====== Dataset extract

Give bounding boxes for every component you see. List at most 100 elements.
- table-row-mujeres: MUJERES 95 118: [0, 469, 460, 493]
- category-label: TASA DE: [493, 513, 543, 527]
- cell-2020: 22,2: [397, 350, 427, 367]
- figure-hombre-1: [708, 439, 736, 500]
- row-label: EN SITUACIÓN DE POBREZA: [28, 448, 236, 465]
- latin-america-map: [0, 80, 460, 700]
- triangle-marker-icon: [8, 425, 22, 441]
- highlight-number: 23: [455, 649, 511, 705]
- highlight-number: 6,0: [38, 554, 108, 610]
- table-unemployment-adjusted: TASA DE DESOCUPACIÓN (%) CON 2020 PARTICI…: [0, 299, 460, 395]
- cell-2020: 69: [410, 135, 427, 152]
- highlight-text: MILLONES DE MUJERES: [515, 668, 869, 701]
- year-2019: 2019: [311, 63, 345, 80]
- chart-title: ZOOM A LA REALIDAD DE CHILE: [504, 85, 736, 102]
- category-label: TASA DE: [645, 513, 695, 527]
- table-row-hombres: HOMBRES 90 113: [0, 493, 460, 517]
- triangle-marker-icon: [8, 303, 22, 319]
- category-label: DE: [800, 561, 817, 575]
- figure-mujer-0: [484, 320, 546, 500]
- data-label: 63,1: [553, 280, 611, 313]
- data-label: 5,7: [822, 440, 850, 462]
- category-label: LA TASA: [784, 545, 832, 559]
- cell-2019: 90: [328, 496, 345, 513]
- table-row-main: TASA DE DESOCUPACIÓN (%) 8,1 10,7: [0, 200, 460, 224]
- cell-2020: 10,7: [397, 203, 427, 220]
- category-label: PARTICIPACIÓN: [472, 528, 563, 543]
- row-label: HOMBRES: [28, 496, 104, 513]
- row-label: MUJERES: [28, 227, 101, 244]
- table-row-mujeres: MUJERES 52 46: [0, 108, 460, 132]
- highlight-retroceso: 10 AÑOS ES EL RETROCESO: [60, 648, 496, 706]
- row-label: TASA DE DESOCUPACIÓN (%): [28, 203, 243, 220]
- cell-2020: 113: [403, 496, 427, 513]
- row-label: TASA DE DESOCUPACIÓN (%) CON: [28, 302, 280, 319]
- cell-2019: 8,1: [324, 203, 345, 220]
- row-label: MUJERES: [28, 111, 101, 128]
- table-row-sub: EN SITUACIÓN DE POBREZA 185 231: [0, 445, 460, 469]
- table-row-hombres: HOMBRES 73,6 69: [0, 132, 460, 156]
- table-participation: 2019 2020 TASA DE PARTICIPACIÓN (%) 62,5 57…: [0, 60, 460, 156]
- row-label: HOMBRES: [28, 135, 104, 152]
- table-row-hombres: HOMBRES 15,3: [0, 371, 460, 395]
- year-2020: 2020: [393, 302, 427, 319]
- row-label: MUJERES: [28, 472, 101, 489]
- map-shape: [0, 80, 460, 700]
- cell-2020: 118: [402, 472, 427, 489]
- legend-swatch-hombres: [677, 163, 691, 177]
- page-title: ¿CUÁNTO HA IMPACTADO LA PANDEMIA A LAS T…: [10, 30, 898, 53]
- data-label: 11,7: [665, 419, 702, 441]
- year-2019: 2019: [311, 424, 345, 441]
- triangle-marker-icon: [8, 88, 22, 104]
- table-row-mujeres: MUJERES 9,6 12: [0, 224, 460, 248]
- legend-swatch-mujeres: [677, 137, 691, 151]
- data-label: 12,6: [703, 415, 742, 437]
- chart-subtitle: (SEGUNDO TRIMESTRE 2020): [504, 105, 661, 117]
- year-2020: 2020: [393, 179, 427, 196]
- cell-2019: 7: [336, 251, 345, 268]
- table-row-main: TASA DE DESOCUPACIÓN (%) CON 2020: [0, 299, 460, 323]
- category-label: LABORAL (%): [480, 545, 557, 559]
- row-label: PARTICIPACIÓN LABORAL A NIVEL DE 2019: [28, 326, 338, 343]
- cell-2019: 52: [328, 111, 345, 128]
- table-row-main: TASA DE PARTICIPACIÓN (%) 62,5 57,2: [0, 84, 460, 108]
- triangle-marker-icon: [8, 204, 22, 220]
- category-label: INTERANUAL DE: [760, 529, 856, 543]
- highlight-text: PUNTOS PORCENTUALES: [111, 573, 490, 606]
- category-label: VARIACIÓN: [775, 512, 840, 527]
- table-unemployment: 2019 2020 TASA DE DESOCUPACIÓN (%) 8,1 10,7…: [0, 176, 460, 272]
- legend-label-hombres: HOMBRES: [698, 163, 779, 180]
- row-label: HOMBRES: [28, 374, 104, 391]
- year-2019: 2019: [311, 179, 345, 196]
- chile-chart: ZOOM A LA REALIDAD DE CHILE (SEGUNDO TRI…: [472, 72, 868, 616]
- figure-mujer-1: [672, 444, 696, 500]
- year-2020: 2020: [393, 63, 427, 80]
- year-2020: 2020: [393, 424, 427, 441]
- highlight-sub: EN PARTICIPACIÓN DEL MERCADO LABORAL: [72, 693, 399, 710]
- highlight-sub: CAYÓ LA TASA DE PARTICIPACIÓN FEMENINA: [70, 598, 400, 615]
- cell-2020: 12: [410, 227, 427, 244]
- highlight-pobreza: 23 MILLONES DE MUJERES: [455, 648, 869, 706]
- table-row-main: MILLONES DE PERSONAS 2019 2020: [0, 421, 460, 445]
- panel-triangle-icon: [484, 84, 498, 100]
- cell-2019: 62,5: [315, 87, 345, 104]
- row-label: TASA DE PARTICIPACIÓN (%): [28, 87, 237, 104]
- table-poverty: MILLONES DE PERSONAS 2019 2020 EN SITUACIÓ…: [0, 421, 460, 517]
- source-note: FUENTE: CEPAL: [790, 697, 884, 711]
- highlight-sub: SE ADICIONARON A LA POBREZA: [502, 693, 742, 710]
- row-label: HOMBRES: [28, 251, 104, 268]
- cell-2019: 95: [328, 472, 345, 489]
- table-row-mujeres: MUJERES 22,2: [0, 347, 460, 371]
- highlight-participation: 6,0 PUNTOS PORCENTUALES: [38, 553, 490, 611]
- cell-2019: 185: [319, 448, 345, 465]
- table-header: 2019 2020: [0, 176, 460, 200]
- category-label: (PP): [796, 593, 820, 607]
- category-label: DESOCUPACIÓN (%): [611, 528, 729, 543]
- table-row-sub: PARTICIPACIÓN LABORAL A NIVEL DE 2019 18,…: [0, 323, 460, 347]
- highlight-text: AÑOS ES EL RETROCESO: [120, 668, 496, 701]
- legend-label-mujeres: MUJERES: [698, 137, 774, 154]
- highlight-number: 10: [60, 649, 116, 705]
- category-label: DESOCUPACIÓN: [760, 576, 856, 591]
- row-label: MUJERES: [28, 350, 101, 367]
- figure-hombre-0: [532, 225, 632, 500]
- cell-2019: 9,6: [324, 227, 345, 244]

============

Copy every one of the rows above so they read the same, character for character.

Answer to this task
Give bounding boxes for every component you see. List at most 100 elements.
- table-row-mujeres: MUJERES 95 118: [0, 469, 460, 493]
- category-label: TASA DE: [493, 513, 543, 527]
- cell-2020: 22,2: [397, 350, 427, 367]
- figure-hombre-1: [708, 439, 736, 500]
- row-label: EN SITUACIÓN DE POBREZA: [28, 448, 236, 465]
- latin-america-map: [0, 80, 460, 700]
- triangle-marker-icon: [8, 425, 22, 441]
- highlight-number: 23: [455, 649, 511, 705]
- highlight-number: 6,0: [38, 554, 108, 610]
- table-unemployment-adjusted: TASA DE DESOCUPACIÓN (%) CON 2020 PARTICI…: [0, 299, 460, 395]
- cell-2020: 69: [410, 135, 427, 152]
- highlight-text: MILLONES DE MUJERES: [515, 668, 869, 701]
- year-2019: 2019: [311, 63, 345, 80]
- chart-title: ZOOM A LA REALIDAD DE CHILE: [504, 85, 736, 102]
- category-label: TASA DE: [645, 513, 695, 527]
- table-row-hombres: HOMBRES 90 113: [0, 493, 460, 517]
- triangle-marker-icon: [8, 303, 22, 319]
- category-label: DE: [800, 561, 817, 575]
- figure-mujer-0: [484, 320, 546, 500]
- data-label: 63,1: [553, 280, 611, 313]
- data-label: 5,7: [822, 440, 850, 462]
- category-label: LA TASA: [784, 545, 832, 559]
- cell-2019: 90: [328, 496, 345, 513]
- table-row-main: TASA DE DESOCUPACIÓN (%) 8,1 10,7: [0, 200, 460, 224]
- cell-2020: 10,7: [397, 203, 427, 220]
- category-label: PARTICIPACIÓN: [472, 528, 563, 543]
- row-label: HOMBRES: [28, 496, 104, 513]
- row-label: MUJERES: [28, 227, 101, 244]
- table-row-mujeres: MUJERES 52 46: [0, 108, 460, 132]
- highlight-retroceso: 10 AÑOS ES EL RETROCESO: [60, 648, 496, 706]
- row-label: TASA DE DESOCUPACIÓN (%): [28, 203, 243, 220]
- cell-2020: 113: [403, 496, 427, 513]
- row-label: TASA DE DESOCUPACIÓN (%) CON: [28, 302, 280, 319]
- cell-2019: 8,1: [324, 203, 345, 220]
- row-label: MUJERES: [28, 111, 101, 128]
- table-row-sub: EN SITUACIÓN DE POBREZA 185 231: [0, 445, 460, 469]
- table-row-hombres: HOMBRES 73,6 69: [0, 132, 460, 156]
- table-participation: 2019 2020 TASA DE PARTICIPACIÓN (%) 62,5 57…: [0, 60, 460, 156]
- row-label: HOMBRES: [28, 135, 104, 152]
- table-row-hombres: HOMBRES 15,3: [0, 371, 460, 395]
- year-2020: 2020: [393, 302, 427, 319]
- row-label: MUJERES: [28, 472, 101, 489]
- map-shape: [0, 80, 460, 700]
- cell-2020: 118: [402, 472, 427, 489]
- legend-swatch-hombres: [677, 163, 691, 177]
- page-title: ¿CUÁNTO HA IMPACTADO LA PANDEMIA A LAS T…: [10, 30, 898, 53]
- data-label: 11,7: [665, 419, 702, 441]
- year-2019: 2019: [311, 424, 345, 441]
- triangle-marker-icon: [8, 88, 22, 104]
- table-row-mujeres: MUJERES 9,6 12: [0, 224, 460, 248]
- legend-swatch-mujeres: [677, 137, 691, 151]
- data-label: 12,6: [703, 415, 742, 437]
- chart-subtitle: (SEGUNDO TRIMESTRE 2020): [504, 105, 661, 117]
- year-2020: 2020: [393, 179, 427, 196]
- cell-2019: 7: [336, 251, 345, 268]
- table-row-main: TASA DE DESOCUPACIÓN (%) CON 2020: [0, 299, 460, 323]
- category-label: LABORAL (%): [480, 545, 557, 559]
- row-label: PARTICIPACIÓN LABORAL A NIVEL DE 2019: [28, 326, 338, 343]
- cell-2019: 52: [328, 111, 345, 128]
- table-row-main: TASA DE PARTICIPACIÓN (%) 62,5 57,2: [0, 84, 460, 108]
- triangle-marker-icon: [8, 204, 22, 220]
- category-label: INTERANUAL DE: [760, 529, 856, 543]
- highlight-text: PUNTOS PORCENTUALES: [111, 573, 490, 606]
- category-label: VARIACIÓN: [775, 512, 840, 527]
- table-unemployment: 2019 2020 TASA DE DESOCUPACIÓN (%) 8,1 10,7…: [0, 176, 460, 272]
- legend-label-hombres: HOMBRES: [698, 163, 779, 180]
- row-label: HOMBRES: [28, 374, 104, 391]
- year-2019: 2019: [311, 179, 345, 196]
- chile-chart: ZOOM A LA REALIDAD DE CHILE (SEGUNDO TRI…: [472, 72, 868, 616]
- figure-mujer-1: [672, 444, 696, 500]
- year-2020: 2020: [393, 63, 427, 80]
- year-2020: 2020: [393, 424, 427, 441]
- highlight-sub: EN PARTICIPACIÓN DEL MERCADO LABORAL: [72, 693, 399, 710]
- highlight-sub: CAYÓ LA TASA DE PARTICIPACIÓN FEMENINA: [70, 598, 400, 615]
- cell-2020: 12: [410, 227, 427, 244]
- highlight-pobreza: 23 MILLONES DE MUJERES: [455, 648, 869, 706]
- table-row-main: MILLONES DE PERSONAS 2019 2020: [0, 421, 460, 445]
- panel-triangle-icon: [484, 84, 498, 100]
- cell-2019: 62,5: [315, 87, 345, 104]
- row-label: TASA DE PARTICIPACIÓN (%): [28, 87, 237, 104]
- table-poverty: MILLONES DE PERSONAS 2019 2020 EN SITUACIÓ…: [0, 421, 460, 517]
- source-note: FUENTE: CEPAL: [790, 697, 884, 711]
- highlight-sub: SE ADICIONARON A LA POBREZA: [502, 693, 742, 710]
- row-label: HOMBRES: [28, 251, 104, 268]
- cell-2019: 95: [328, 472, 345, 489]
- table-row-mujeres: MUJERES 22,2: [0, 347, 460, 371]
- highlight-participation: 6,0 PUNTOS PORCENTUALES: [38, 553, 490, 611]
- cell-2019: 185: [319, 448, 345, 465]
- table-header: 2019 2020: [0, 176, 460, 200]
- category-label: (PP): [796, 593, 820, 607]
- category-label: DESOCUPACIÓN (%): [611, 528, 729, 543]
- table-row-sub: PARTICIPACIÓN LABORAL A NIVEL DE 2019 18,…: [0, 323, 460, 347]
- highlight-text: AÑOS ES EL RETROCESO: [120, 668, 496, 701]
- legend-label-mujeres: MUJERES: [698, 137, 774, 154]
- highlight-number: 10: [60, 649, 116, 705]
- category-label: DESOCUPACIÓN: [760, 576, 856, 591]
- row-label: MUJERES: [28, 350, 101, 367]
- figure-hombre-0: [532, 225, 632, 500]
- cell-2019: 9,6: [324, 227, 345, 244]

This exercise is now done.